> THE REQUEST
Extract each line containing the string "name".

> PROVIDED MATERIAL

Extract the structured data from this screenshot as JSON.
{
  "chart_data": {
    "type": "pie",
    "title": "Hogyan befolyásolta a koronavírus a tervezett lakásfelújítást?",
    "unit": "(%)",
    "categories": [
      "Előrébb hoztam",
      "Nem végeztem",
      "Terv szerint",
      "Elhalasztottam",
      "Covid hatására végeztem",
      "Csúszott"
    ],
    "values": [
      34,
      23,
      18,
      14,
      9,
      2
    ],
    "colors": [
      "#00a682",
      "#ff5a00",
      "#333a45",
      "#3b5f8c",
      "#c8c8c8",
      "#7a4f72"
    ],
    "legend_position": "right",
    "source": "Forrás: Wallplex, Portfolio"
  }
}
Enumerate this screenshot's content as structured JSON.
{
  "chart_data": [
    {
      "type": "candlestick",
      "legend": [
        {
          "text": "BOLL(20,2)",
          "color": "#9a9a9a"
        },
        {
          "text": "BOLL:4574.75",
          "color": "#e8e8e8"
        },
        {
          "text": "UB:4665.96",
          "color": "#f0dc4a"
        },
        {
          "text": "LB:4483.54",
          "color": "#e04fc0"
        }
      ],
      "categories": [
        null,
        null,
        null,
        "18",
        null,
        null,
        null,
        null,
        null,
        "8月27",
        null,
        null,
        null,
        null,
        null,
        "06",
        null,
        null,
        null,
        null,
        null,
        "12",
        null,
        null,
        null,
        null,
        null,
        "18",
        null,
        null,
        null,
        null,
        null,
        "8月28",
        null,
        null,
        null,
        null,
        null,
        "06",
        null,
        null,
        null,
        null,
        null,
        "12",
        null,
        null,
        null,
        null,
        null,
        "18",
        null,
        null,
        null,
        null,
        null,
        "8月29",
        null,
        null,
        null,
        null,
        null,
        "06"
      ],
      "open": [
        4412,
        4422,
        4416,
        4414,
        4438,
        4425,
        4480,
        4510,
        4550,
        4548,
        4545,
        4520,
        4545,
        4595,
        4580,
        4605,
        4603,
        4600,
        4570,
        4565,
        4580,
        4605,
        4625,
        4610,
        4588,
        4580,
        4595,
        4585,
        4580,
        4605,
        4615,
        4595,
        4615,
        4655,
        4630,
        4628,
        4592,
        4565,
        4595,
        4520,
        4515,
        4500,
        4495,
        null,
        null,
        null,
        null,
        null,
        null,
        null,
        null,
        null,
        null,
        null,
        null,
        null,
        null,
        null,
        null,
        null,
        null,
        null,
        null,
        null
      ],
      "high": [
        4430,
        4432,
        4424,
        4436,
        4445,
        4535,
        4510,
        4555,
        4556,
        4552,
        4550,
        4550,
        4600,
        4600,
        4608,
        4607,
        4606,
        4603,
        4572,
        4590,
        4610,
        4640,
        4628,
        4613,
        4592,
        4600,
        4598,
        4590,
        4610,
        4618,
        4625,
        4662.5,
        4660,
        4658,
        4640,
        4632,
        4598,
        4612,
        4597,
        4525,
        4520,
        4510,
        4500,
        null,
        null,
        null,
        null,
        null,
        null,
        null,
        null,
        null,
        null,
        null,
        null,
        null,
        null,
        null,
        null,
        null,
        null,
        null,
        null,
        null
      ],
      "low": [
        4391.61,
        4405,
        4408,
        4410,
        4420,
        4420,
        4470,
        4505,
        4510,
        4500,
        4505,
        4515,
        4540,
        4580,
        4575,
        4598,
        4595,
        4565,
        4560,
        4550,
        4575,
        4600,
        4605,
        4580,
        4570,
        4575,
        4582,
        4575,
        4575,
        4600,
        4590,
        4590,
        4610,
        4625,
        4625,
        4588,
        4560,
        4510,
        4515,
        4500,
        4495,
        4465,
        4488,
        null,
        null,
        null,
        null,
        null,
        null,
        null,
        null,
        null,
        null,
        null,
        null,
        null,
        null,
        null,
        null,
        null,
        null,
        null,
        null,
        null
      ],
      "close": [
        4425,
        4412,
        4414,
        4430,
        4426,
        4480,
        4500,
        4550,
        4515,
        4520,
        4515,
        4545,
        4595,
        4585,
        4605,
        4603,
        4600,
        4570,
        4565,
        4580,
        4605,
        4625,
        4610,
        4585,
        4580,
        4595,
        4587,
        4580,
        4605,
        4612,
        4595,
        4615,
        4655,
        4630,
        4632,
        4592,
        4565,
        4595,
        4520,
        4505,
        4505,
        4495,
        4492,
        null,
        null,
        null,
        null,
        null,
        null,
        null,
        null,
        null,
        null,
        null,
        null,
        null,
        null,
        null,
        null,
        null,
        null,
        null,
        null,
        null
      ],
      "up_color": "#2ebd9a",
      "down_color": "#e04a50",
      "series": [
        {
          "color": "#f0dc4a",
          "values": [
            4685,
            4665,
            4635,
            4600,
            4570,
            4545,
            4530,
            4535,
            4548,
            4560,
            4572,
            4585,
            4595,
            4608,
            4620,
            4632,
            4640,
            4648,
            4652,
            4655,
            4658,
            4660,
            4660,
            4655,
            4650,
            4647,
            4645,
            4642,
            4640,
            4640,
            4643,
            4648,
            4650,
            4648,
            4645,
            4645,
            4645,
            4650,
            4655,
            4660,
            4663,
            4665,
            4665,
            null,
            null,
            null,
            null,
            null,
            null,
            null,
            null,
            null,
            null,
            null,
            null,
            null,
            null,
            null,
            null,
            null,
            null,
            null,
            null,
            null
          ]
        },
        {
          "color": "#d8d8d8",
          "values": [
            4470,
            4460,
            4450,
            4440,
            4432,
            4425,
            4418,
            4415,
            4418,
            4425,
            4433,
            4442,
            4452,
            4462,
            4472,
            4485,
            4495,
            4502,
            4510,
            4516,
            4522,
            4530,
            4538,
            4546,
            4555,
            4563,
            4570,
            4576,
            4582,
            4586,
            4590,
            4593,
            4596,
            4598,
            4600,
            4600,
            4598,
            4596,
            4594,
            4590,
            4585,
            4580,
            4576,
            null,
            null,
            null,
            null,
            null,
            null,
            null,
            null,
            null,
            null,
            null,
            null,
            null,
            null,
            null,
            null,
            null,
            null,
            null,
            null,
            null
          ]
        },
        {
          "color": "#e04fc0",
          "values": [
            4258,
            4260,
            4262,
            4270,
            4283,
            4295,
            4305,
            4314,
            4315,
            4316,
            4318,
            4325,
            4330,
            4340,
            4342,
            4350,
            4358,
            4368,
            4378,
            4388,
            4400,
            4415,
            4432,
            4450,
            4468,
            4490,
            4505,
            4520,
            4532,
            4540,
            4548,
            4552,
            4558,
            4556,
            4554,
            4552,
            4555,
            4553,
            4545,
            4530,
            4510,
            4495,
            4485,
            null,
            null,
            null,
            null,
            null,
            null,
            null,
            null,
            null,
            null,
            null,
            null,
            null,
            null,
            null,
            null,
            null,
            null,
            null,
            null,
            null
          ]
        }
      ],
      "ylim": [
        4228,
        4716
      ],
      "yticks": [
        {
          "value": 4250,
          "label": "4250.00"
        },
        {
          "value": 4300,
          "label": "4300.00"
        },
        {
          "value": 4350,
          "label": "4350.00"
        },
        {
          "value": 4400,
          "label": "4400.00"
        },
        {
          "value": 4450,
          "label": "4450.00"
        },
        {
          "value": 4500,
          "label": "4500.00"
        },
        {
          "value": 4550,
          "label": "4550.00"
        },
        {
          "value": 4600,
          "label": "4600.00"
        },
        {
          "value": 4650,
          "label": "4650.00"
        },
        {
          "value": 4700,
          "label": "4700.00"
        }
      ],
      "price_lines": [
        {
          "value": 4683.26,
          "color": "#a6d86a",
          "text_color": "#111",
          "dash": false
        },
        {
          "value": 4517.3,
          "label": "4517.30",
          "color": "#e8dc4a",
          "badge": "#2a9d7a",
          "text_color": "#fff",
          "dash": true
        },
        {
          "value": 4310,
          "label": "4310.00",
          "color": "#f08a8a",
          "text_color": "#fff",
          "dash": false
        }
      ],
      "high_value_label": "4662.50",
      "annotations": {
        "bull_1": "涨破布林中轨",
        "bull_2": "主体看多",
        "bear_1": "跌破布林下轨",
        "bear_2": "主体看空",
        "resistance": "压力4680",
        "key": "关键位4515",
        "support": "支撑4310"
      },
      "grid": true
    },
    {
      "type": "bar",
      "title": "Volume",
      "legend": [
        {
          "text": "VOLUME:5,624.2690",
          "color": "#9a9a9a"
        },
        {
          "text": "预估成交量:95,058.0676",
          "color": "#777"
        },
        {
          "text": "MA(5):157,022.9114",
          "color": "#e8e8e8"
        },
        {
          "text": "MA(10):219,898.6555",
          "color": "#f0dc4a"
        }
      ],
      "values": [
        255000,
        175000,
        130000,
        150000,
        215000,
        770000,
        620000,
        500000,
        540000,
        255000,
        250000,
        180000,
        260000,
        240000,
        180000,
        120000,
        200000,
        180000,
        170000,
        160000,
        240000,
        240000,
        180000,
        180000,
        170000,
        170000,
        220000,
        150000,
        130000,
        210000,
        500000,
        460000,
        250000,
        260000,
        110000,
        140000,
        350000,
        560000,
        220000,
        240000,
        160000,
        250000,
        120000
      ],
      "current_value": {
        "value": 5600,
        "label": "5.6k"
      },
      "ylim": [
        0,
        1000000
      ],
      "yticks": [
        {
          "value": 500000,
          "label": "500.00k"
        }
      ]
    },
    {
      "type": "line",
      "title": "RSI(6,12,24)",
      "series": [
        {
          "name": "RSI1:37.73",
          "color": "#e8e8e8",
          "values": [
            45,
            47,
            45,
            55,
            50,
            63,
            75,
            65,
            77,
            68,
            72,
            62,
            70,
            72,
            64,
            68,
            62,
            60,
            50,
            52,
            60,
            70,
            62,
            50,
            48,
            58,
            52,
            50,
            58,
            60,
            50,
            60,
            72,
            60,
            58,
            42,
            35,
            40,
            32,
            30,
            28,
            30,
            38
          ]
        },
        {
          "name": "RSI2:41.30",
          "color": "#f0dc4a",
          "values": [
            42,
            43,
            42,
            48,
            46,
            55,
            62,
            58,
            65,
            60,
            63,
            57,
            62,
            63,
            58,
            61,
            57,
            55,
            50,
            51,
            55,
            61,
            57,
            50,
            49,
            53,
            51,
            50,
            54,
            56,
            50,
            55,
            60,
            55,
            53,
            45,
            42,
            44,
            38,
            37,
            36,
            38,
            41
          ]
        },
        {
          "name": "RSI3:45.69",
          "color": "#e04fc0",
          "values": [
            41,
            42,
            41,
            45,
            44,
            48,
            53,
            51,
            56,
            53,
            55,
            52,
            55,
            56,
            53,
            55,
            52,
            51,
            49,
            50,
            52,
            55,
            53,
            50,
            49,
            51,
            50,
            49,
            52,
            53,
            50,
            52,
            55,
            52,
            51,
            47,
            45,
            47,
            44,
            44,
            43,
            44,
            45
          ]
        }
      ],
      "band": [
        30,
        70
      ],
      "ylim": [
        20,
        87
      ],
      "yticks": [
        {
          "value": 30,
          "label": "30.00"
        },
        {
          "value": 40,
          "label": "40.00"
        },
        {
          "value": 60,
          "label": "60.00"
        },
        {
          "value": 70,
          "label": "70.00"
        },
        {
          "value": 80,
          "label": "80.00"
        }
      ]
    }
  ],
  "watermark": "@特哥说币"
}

> WORKED ANSWER
          "name": "RSI1:37.73",
          "name": "RSI2:41.30",
          "name": "RSI3:45.69",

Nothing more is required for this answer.